### Problem details
Identify all lines of the data containing the string "Waist" and copy them.

### Data for this exercise
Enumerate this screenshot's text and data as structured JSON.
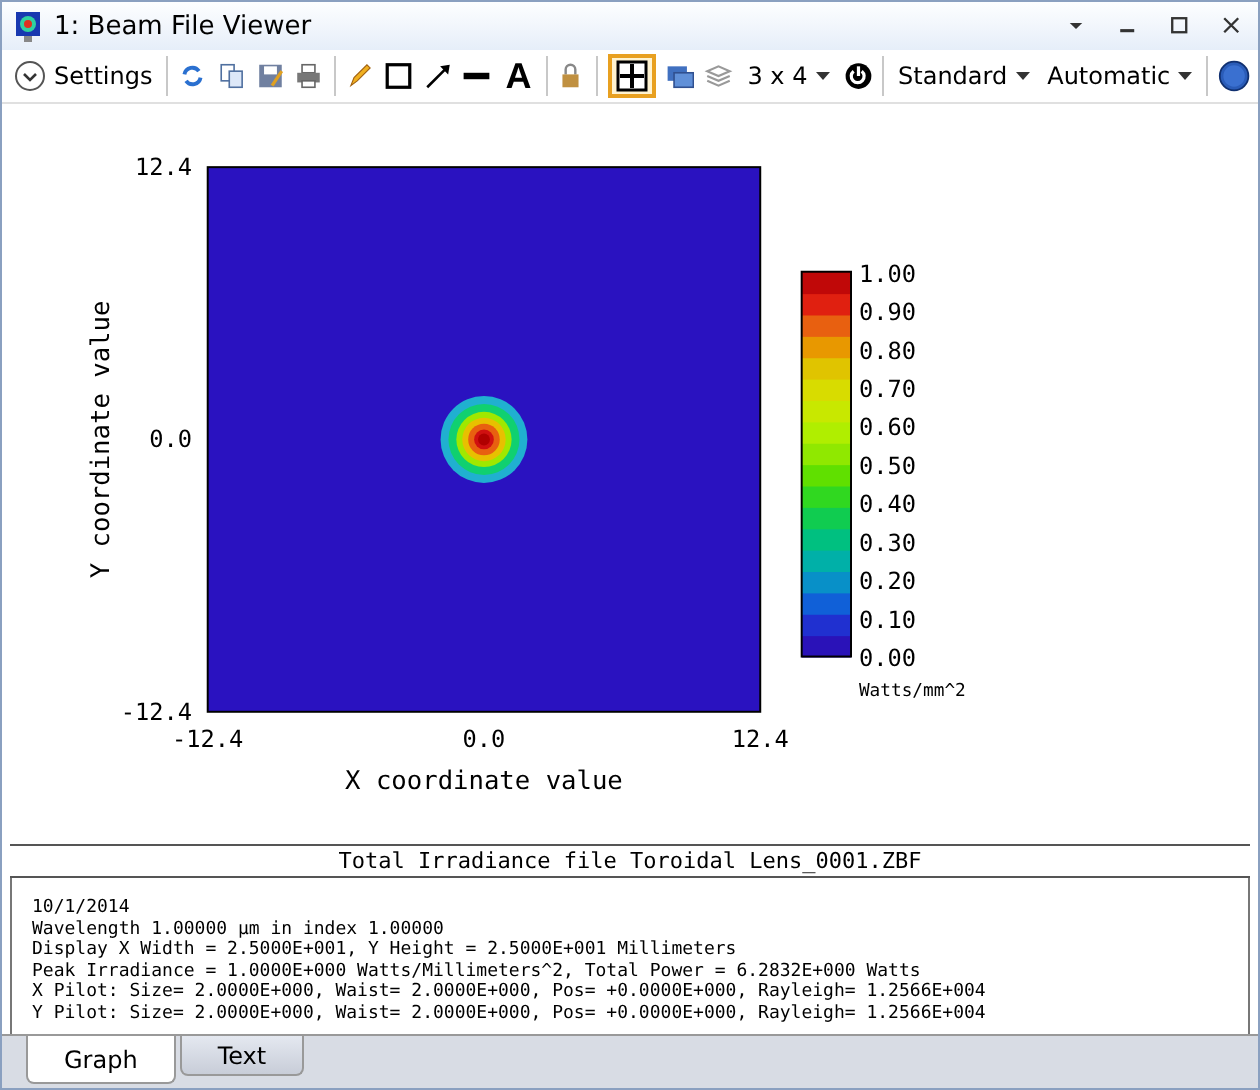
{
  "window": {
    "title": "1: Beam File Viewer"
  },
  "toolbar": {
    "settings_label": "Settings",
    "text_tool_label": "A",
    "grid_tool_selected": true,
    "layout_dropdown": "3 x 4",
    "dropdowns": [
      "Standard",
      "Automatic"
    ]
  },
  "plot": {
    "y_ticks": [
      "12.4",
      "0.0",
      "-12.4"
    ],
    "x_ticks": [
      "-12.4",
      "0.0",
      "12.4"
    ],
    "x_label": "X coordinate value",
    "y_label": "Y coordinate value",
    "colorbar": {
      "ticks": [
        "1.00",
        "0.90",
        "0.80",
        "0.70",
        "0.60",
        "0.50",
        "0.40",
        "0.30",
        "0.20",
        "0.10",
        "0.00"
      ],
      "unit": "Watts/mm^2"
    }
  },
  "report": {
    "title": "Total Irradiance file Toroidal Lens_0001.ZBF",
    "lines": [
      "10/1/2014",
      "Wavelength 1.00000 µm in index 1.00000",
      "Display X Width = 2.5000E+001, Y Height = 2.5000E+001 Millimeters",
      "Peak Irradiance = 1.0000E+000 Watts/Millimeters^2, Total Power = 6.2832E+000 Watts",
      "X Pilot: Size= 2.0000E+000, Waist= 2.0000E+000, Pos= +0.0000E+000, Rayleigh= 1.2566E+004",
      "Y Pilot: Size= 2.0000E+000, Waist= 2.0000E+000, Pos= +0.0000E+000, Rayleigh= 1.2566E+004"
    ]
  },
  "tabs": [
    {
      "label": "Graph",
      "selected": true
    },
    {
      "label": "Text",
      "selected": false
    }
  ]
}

### Final answer
      "X Pilot: Size= 2.0000E+000, Waist= 2.0000E+000, Pos= +0.0000E+000, Rayleigh= 1.2566E+004",
      "Y Pilot: Size= 2.0000E+000, Waist= 2.0000E+000, Pos= +0.0000E+000, Rayleigh= 1.2566E+004"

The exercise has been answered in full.